EXERCISE INSTRUCTIONS = Report each line of the data that has "Obtener" somewhere in it.

DATA FOR PROCESSING =
- - -

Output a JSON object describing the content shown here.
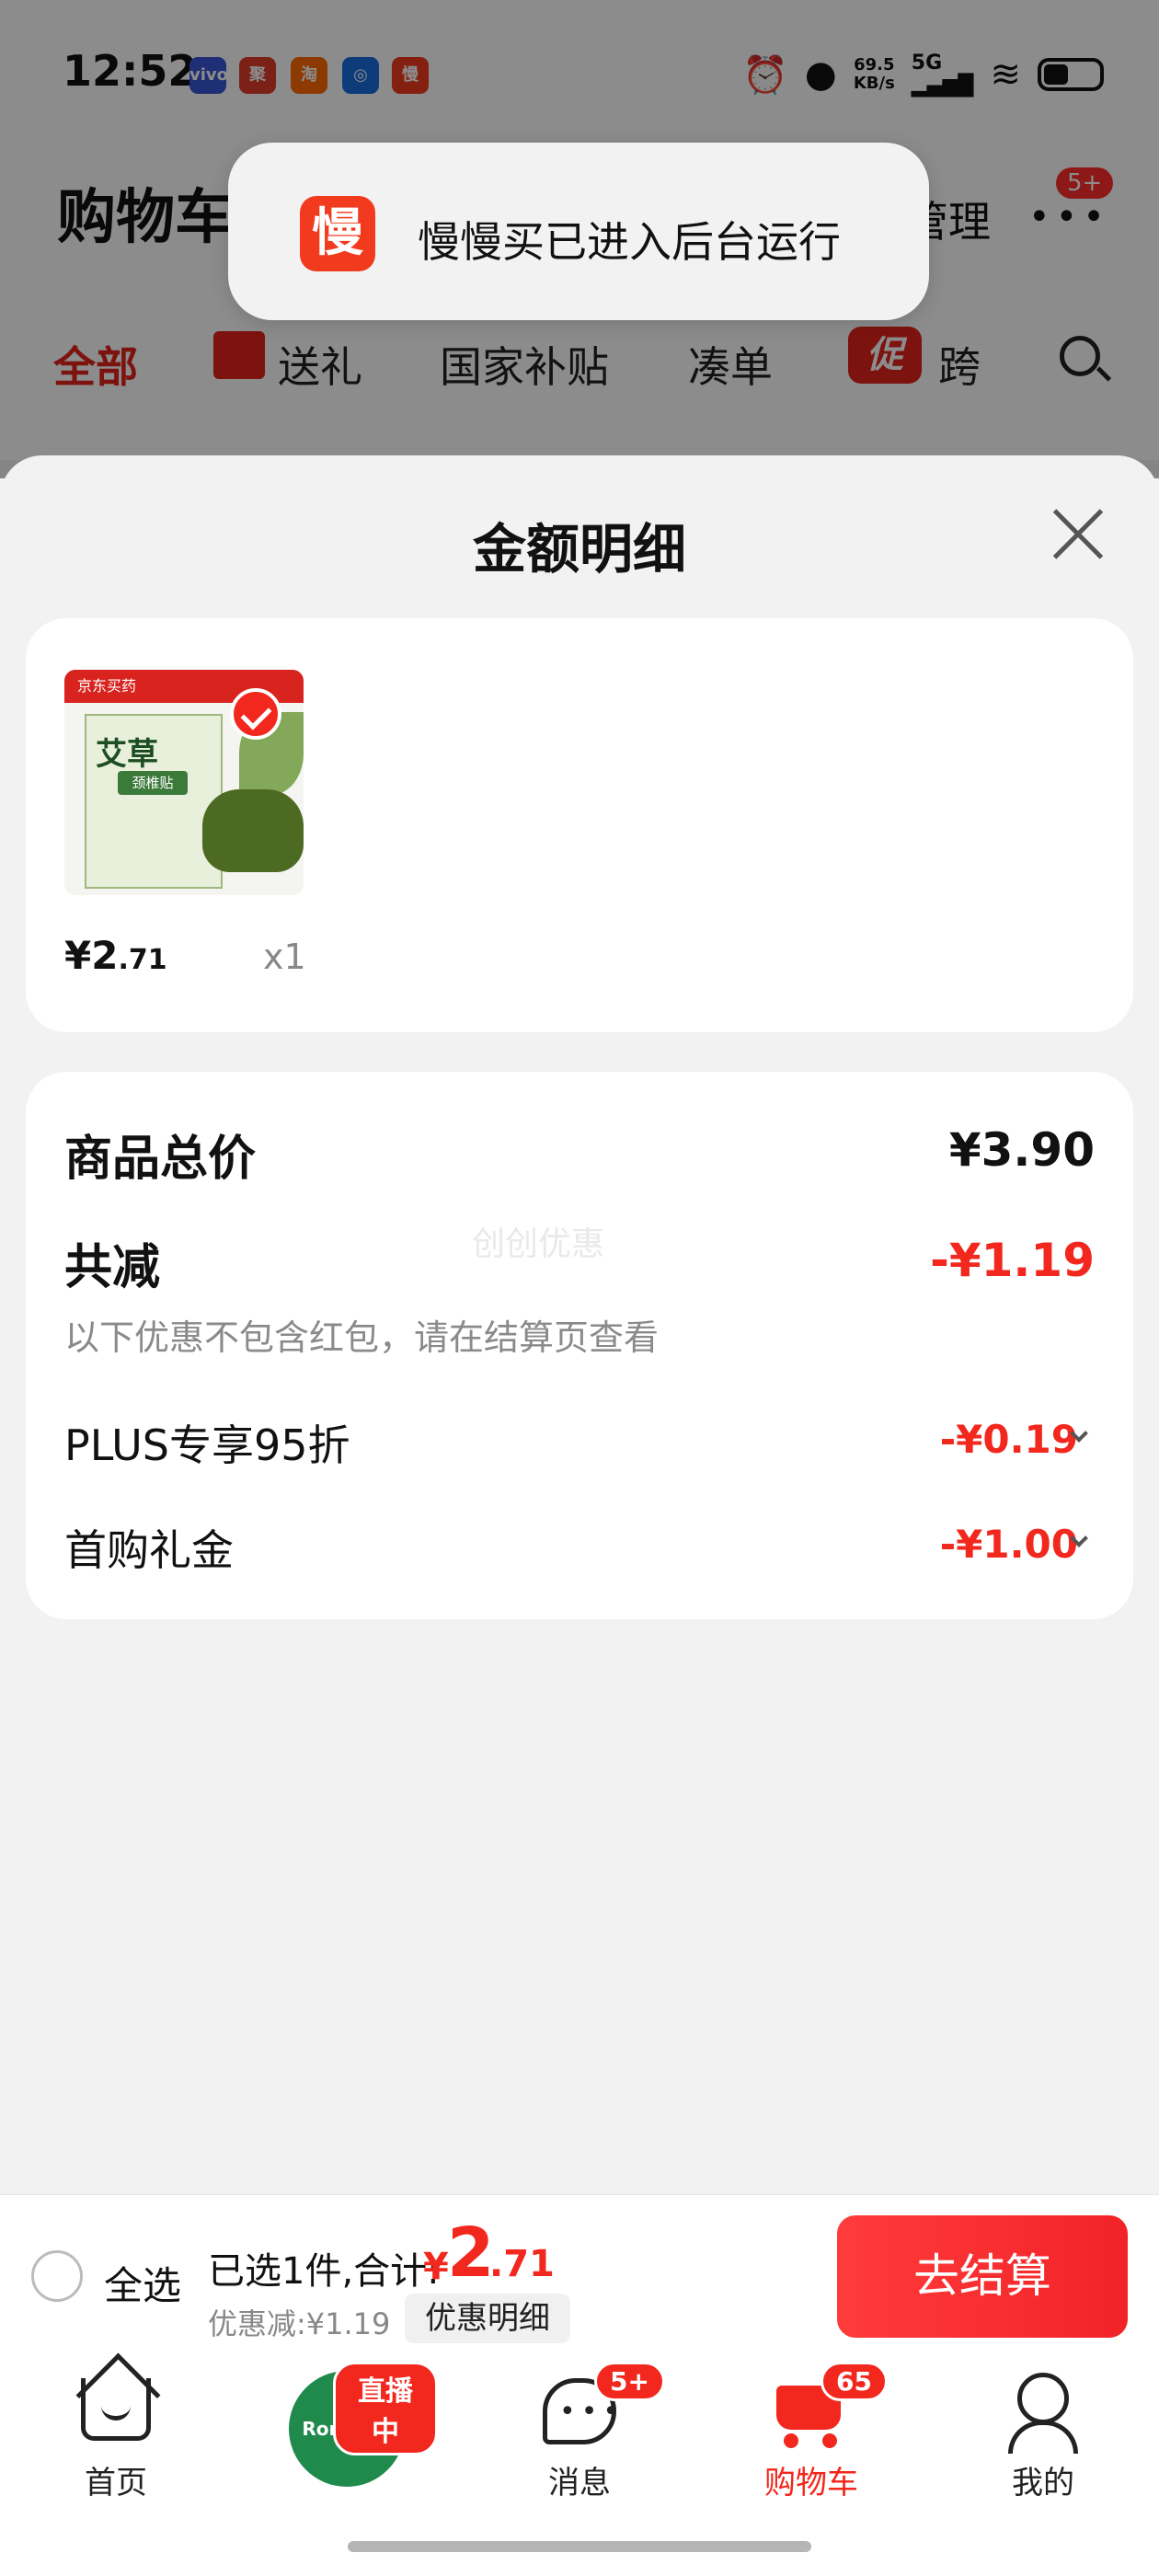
{
  "status_bar": {
    "time": "12:52",
    "apps": [
      "vivo",
      "聚",
      "淘",
      "◎",
      "慢"
    ],
    "net_speed_value": "69.5",
    "net_speed_unit": "KB/s",
    "net_type": "5G",
    "icons": [
      "alarm-icon",
      "location-icon",
      "signal-icon",
      "wifi-icon",
      "battery-icon"
    ]
  },
  "background_page": {
    "title": "购物车",
    "manage": "管理",
    "more_badge": "5+",
    "categories": [
      "全部",
      "送礼",
      "国家补贴",
      "凑单",
      "跨"
    ],
    "promo_tag": "促"
  },
  "toast": {
    "icon_text": "慢",
    "message": "慢慢买已进入后台运行"
  },
  "sheet": {
    "title": "金额明细",
    "product": {
      "price_symbol": "¥",
      "price_int": "2",
      "price_dec": ".71",
      "quantity": "x1",
      "image_brand": "京东买药",
      "image_title": "艾草",
      "image_sub": "颈椎贴"
    },
    "summary": {
      "total_label": "商品总价",
      "total_value": "¥3.90",
      "reduce_label": "共减",
      "reduce_value": "-¥1.19",
      "note": "以下优惠不包含红包，请在结算页查看",
      "watermark": "创创优惠",
      "discounts": [
        {
          "label": "PLUS专享95折",
          "value": "-¥0.19"
        },
        {
          "label": "首购礼金",
          "value": "-¥1.00"
        }
      ]
    }
  },
  "checkout": {
    "select_all": "全选",
    "selected_text": "已选1件,合计:",
    "total_symbol": "¥",
    "total_int": "2",
    "total_dec": ".71",
    "saved_text": "优惠减:¥1.19",
    "detail_button": "优惠明细",
    "checkout_button": "去结算"
  },
  "bottom_nav": {
    "items": [
      {
        "label": "首页",
        "icon": "home-icon"
      },
      {
        "label": "",
        "icon": "live-avatar",
        "badge": "直播中",
        "avatar_text": "Ronshen"
      },
      {
        "label": "消息",
        "icon": "message-icon",
        "badge": "5+"
      },
      {
        "label": "购物车",
        "icon": "cart-icon",
        "badge": "65"
      },
      {
        "label": "我的",
        "icon": "profile-icon"
      }
    ]
  },
  "colors": {
    "accent": "#f2271d",
    "sheet_bg": "#f2f2f2",
    "toast_icon": "#f23a1e"
  }
}
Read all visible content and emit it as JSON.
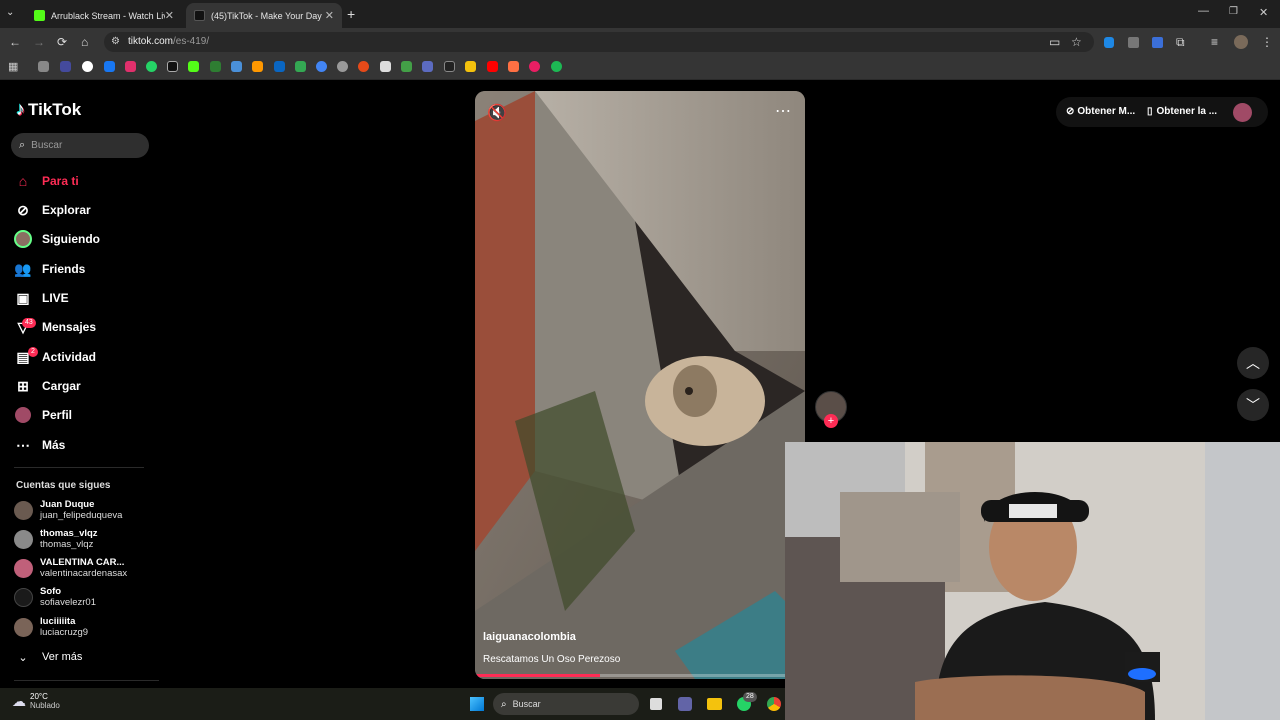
{
  "browser": {
    "tabs": [
      {
        "title": "Arrublack Stream - Watch Live",
        "favicon_color": "#53fc18",
        "active": false
      },
      {
        "title": "(45)TikTok - Make Your Day",
        "favicon_color": "#000000",
        "active": true
      }
    ],
    "url_host": "tiktok.com",
    "url_path": "/es-419/"
  },
  "tiktok": {
    "logo": "TikTok",
    "search_placeholder": "Buscar",
    "nav": [
      {
        "label": "Para ti",
        "icon": "home-icon",
        "active": true
      },
      {
        "label": "Explorar",
        "icon": "compass-icon"
      },
      {
        "label": "Siguiendo",
        "icon": "following-avatar-icon"
      },
      {
        "label": "Friends",
        "icon": "friends-icon"
      },
      {
        "label": "LIVE",
        "icon": "live-icon"
      },
      {
        "label": "Mensajes",
        "icon": "messages-icon",
        "badge": "43"
      },
      {
        "label": "Actividad",
        "icon": "activity-icon",
        "badge": "2"
      },
      {
        "label": "Cargar",
        "icon": "upload-icon"
      },
      {
        "label": "Perfil",
        "icon": "profile-avatar-icon"
      },
      {
        "label": "Más",
        "icon": "more-icon"
      }
    ],
    "following_title": "Cuentas que sigues",
    "following": [
      {
        "name": "Juan Duque",
        "handle": "juan_felipeduqueva"
      },
      {
        "name": "thomas_vlqz",
        "handle": "thomas_vlqz"
      },
      {
        "name": "VALENTINA CAR...",
        "handle": "valentinacardenasax"
      },
      {
        "name": "Sofo",
        "handle": "sofiavelezr01"
      },
      {
        "name": "luciiiiita",
        "handle": "luciacruzg9"
      }
    ],
    "see_more": "Ver más",
    "video": {
      "author": "laiguanacolombia",
      "caption": "Rescatamos Un Oso Perezoso",
      "progress": 0.38
    },
    "top_right": {
      "coins_label": "Obtener M...",
      "app_label": "Obtener la ..."
    }
  },
  "taskbar": {
    "weather_temp": "20°C",
    "weather_desc": "Nublado",
    "search_label": "Buscar",
    "badge": "28"
  }
}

- - -

RESULT =
      "coins_label": "Obtener M...",
      "app_label": "Obtener la ..."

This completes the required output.